Objective:
Omit every image, and transcribe the remaining entries exactly as given.

Supplied records:
★ ★ ★ ★ ★ ★ ★

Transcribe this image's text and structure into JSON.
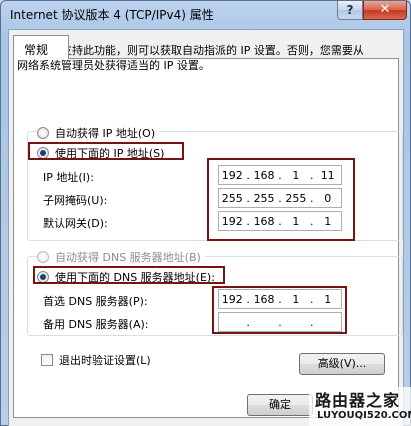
{
  "window": {
    "title": "Internet 协议版本 4 (TCP/IPv4) 属性",
    "help_label": "?",
    "close_label": "✕"
  },
  "tab": {
    "label": "常规"
  },
  "description": "如果网络支持此功能，则可以获取自动指派的 IP 设置。否则，您需要从网络系统管理员处获得适当的 IP 设置。",
  "ip_mode": {
    "auto_label": "自动获得 IP 地址(O)",
    "manual_label": "使用下面的 IP 地址(S)",
    "selected": "manual"
  },
  "ip_fields": [
    {
      "label": "IP 地址(I):",
      "octets": [
        "192",
        "168",
        "1",
        "11"
      ]
    },
    {
      "label": "子网掩码(U):",
      "octets": [
        "255",
        "255",
        "255",
        "0"
      ]
    },
    {
      "label": "默认网关(D):",
      "octets": [
        "192",
        "168",
        "1",
        "1"
      ]
    }
  ],
  "dns_mode": {
    "auto_label": "自动获得 DNS 服务器地址(B)",
    "manual_label": "使用下面的 DNS 服务器地址(E):",
    "selected": "manual"
  },
  "dns_fields": [
    {
      "label": "首选 DNS 服务器(P):",
      "octets": [
        "192",
        "168",
        "1",
        "1"
      ]
    },
    {
      "label": "备用 DNS 服务器(A):",
      "octets": [
        "",
        "",
        "",
        ""
      ]
    }
  ],
  "validate_label": "退出时验证设置(L)",
  "advanced_label": "高级(V)...",
  "ok_label": "确定",
  "dot": ".",
  "watermark": {
    "title": "路由器之家",
    "url": "LUYOUQI520.COM"
  },
  "colors": {
    "highlight_box": "#7b1212",
    "close": "#c7371d"
  }
}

★ ★ ★ ★ ★ ★ ★

The solution:
Transcribe this image's text and structure into JSON.
{
  "window": {
    "title": "Internet 协议版本 4 (TCP/IPv4) 属性",
    "help_label": "?",
    "close_label": "✕"
  },
  "tab": {
    "label": "常规"
  },
  "description": "如果网络支持此功能，则可以获取自动指派的 IP 设置。否则，您需要从网络系统管理员处获得适当的 IP 设置。",
  "ip_mode": {
    "auto_label": "自动获得 IP 地址(O)",
    "manual_label": "使用下面的 IP 地址(S)",
    "selected": "manual"
  },
  "ip_fields": [
    {
      "label": "IP 地址(I):",
      "octets": [
        "192",
        "168",
        "1",
        "11"
      ]
    },
    {
      "label": "子网掩码(U):",
      "octets": [
        "255",
        "255",
        "255",
        "0"
      ]
    },
    {
      "label": "默认网关(D):",
      "octets": [
        "192",
        "168",
        "1",
        "1"
      ]
    }
  ],
  "dns_mode": {
    "auto_label": "自动获得 DNS 服务器地址(B)",
    "manual_label": "使用下面的 DNS 服务器地址(E):",
    "selected": "manual"
  },
  "dns_fields": [
    {
      "label": "首选 DNS 服务器(P):",
      "octets": [
        "192",
        "168",
        "1",
        "1"
      ]
    },
    {
      "label": "备用 DNS 服务器(A):",
      "octets": [
        "",
        "",
        "",
        ""
      ]
    }
  ],
  "validate_label": "退出时验证设置(L)",
  "advanced_label": "高级(V)...",
  "ok_label": "确定",
  "dot": ".",
  "watermark": {
    "title": "路由器之家",
    "url": "LUYOUQI520.COM"
  },
  "colors": {
    "highlight_box": "#7b1212",
    "close": "#c7371d"
  }
}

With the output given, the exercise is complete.